▶ [Exercise]:
Using the listing below, please gather every line containing the word "수반하는".

--- Available data ---

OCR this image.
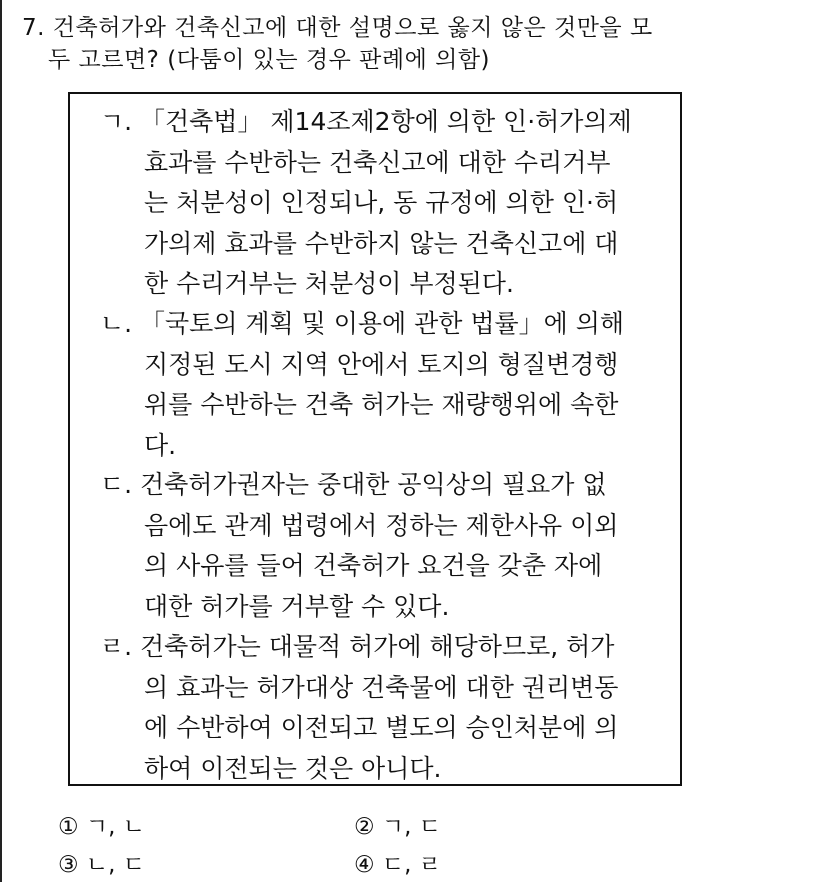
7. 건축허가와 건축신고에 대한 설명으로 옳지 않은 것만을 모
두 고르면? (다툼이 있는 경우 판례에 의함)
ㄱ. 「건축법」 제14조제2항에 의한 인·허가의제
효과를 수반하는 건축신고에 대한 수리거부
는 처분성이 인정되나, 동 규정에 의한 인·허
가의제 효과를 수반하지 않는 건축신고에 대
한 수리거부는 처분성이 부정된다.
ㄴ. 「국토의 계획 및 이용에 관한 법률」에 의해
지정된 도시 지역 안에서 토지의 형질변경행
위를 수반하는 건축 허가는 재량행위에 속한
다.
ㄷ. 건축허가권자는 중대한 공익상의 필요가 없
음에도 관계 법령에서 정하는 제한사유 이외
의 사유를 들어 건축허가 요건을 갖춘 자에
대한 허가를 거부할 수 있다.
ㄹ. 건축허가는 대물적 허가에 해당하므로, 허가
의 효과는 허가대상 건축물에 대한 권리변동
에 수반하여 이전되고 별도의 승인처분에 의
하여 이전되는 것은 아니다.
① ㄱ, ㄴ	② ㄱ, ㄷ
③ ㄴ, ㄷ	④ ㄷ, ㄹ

---

▶ [Output for this exercise]:
효과를 수반하는 건축신고에 대한 수리거부
위를 수반하는 건축 허가는 재량행위에 속한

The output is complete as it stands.